● Written instruction: Extract every line below that contains the word "JSON".

[Data records]

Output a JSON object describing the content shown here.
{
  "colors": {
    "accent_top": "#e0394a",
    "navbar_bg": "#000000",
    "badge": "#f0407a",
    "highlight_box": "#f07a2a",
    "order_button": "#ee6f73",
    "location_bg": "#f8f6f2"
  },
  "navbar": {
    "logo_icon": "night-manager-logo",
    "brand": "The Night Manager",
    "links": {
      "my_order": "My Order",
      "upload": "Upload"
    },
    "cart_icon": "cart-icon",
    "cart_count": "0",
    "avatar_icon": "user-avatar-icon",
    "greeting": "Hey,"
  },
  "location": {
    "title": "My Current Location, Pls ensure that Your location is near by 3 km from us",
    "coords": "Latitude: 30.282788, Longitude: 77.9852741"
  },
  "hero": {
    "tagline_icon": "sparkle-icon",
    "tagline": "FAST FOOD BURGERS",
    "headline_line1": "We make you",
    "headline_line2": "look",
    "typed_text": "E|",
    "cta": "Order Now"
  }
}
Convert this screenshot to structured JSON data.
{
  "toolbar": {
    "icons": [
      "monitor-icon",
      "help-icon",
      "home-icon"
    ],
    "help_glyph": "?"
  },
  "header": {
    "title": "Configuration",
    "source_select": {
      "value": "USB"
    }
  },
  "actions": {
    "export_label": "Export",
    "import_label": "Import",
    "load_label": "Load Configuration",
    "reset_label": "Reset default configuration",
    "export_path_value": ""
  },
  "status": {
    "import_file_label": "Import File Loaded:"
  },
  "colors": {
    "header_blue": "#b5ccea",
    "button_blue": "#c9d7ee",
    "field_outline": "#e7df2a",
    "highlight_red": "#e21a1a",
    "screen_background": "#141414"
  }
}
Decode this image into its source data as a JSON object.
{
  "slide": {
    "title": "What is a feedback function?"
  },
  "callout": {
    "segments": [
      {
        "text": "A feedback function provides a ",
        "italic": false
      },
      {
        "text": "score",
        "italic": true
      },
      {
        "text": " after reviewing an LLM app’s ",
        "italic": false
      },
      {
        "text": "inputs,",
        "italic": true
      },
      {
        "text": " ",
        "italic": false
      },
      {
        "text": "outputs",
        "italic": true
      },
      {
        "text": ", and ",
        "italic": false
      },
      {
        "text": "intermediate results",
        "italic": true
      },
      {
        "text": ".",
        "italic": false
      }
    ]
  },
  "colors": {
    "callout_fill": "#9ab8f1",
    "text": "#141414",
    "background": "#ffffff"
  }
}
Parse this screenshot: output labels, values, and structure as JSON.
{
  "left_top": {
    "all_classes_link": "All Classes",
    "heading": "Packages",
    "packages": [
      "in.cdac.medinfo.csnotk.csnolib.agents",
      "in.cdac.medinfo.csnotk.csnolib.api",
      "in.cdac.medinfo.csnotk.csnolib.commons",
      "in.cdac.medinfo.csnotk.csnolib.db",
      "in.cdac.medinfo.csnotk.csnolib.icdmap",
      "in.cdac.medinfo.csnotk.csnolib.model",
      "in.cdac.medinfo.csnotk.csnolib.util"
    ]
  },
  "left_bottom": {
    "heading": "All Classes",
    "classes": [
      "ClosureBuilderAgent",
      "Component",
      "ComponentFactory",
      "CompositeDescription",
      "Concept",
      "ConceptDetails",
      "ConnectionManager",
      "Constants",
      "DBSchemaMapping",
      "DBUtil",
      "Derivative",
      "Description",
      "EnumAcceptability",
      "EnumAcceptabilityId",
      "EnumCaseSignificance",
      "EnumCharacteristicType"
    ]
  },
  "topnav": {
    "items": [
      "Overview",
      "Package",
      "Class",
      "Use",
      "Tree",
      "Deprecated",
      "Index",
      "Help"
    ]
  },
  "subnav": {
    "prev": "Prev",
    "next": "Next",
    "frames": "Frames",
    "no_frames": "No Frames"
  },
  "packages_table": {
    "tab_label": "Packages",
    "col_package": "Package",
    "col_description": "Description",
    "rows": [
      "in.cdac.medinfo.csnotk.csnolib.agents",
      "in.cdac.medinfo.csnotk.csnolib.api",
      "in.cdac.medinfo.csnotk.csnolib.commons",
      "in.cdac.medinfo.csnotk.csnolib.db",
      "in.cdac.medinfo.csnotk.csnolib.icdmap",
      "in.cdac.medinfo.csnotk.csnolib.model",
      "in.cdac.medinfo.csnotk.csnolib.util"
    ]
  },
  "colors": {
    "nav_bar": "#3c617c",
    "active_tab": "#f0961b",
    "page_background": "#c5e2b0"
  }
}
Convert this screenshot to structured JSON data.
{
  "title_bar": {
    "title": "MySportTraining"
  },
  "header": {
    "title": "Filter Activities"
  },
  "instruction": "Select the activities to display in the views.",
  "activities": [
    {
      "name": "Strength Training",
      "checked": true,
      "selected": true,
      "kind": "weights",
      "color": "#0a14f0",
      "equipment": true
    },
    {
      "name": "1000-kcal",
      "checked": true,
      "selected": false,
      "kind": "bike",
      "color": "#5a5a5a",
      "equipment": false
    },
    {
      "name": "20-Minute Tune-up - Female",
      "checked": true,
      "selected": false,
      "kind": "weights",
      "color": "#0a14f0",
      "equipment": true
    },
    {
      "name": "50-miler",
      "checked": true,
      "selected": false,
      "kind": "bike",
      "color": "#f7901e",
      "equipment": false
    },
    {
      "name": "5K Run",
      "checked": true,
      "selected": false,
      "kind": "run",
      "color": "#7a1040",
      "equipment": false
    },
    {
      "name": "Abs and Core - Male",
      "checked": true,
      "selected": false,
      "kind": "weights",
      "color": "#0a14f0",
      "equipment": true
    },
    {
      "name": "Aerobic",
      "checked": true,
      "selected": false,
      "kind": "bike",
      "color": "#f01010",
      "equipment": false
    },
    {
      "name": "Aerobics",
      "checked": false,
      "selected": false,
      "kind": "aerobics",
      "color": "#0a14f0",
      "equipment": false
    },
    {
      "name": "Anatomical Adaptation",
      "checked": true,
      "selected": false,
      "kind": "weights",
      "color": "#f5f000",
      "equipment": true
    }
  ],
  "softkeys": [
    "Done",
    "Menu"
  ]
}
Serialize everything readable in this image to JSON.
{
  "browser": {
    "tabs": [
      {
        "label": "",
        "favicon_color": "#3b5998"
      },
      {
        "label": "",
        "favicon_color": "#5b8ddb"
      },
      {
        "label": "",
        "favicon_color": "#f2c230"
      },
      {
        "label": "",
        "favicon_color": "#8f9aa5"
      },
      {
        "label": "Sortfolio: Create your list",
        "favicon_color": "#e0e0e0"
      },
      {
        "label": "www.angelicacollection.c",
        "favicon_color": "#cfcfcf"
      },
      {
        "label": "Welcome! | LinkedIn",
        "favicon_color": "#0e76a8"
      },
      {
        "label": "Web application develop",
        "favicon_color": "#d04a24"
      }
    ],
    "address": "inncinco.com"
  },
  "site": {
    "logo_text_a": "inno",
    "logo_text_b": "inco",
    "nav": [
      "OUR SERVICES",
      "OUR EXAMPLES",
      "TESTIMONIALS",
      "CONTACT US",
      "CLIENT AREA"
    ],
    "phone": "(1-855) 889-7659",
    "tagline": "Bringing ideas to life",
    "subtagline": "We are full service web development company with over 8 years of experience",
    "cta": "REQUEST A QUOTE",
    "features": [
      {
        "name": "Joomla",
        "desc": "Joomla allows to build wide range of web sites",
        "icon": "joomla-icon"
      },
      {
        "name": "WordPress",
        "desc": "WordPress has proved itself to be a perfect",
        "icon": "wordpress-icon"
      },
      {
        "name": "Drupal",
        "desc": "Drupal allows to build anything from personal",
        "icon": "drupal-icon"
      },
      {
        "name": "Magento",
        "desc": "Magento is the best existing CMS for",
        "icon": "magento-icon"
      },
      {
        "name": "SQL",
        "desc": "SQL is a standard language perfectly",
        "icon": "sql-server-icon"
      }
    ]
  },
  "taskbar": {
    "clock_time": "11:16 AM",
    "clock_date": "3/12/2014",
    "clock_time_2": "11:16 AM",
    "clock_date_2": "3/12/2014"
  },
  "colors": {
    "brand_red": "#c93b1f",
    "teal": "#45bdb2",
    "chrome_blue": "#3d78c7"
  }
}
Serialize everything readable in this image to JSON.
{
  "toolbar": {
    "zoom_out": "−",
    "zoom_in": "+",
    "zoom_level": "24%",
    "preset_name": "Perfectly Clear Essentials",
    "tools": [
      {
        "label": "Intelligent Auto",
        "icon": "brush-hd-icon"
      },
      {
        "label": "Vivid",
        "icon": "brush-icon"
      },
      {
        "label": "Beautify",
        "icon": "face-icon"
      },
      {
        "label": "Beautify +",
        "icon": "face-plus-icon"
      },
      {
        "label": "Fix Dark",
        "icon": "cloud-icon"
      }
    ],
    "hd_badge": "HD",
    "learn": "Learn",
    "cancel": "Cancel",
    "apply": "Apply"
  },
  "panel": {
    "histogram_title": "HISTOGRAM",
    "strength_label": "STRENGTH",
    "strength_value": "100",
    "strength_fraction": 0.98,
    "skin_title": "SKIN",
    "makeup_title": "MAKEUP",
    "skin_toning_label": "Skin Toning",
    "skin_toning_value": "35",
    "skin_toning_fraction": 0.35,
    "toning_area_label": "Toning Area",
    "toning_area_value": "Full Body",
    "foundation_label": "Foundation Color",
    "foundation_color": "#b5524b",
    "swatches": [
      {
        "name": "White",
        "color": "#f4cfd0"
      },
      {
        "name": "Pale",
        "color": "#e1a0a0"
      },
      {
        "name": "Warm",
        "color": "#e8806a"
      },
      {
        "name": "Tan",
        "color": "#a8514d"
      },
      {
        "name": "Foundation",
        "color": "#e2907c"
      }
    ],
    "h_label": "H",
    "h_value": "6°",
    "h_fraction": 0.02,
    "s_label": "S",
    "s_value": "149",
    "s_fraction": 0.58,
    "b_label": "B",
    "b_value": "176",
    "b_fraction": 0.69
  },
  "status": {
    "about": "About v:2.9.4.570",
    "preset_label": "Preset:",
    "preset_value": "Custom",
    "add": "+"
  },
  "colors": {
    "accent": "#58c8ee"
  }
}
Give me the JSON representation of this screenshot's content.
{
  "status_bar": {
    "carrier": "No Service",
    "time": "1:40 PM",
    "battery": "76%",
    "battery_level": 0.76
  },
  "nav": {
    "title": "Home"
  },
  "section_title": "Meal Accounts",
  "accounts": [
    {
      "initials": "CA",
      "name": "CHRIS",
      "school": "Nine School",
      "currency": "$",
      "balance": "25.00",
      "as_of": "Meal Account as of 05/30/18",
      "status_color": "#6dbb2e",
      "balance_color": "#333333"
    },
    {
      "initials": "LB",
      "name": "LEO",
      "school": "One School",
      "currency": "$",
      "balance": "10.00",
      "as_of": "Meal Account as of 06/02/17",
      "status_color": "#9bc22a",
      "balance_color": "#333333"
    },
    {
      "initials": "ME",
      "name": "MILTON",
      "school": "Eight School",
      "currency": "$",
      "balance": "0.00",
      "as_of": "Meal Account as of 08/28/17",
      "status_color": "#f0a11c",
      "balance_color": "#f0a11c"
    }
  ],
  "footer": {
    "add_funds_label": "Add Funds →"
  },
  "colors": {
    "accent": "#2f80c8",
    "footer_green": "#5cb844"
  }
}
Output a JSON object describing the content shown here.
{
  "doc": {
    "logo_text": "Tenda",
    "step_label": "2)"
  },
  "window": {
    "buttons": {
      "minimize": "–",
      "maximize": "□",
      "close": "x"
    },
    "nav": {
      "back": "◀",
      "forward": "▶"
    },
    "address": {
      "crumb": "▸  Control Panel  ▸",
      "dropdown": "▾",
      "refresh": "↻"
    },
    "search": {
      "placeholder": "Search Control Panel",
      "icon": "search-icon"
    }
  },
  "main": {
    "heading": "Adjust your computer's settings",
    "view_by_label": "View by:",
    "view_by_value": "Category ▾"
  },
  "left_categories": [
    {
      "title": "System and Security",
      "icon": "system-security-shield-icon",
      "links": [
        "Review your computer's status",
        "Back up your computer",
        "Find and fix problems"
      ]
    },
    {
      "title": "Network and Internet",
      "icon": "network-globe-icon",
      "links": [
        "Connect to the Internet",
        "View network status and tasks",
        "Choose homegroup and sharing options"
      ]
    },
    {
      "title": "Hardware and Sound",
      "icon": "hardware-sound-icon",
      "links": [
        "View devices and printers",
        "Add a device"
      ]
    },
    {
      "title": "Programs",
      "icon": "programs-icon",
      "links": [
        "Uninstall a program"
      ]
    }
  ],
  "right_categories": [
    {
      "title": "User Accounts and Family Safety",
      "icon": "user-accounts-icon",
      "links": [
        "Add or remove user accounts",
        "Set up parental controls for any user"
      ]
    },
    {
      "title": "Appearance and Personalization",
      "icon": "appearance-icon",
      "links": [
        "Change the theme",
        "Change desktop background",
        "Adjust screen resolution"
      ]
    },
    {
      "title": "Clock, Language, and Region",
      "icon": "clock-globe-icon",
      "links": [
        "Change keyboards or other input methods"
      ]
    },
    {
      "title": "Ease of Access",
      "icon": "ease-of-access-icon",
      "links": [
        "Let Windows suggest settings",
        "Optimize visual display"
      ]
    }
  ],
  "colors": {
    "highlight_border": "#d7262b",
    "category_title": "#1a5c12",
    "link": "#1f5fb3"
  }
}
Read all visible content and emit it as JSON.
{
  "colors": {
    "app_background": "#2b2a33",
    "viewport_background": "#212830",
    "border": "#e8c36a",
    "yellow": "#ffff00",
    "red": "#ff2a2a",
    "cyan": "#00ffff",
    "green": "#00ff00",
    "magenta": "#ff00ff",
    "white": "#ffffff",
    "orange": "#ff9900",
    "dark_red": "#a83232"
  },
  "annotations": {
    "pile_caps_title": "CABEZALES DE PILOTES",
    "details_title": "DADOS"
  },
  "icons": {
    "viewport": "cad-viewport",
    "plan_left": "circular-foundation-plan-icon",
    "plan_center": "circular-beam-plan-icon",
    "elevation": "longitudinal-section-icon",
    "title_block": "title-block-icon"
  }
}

● Solution:
Output a JSON object describing the content shown here.
Convert this screenshot to structured JSON data.
Decode this image into its source data as a JSON object.
Parse this screenshot: output labels, values, and structure as JSON.
Convert this screenshot to structured JSON data.
Serialize everything readable in this image to JSON.
Serialize everything readable in this image to JSON.
Give me the JSON representation of this screenshot's content.
Output a JSON object describing the content shown here.
Read all visible content and emit it as JSON.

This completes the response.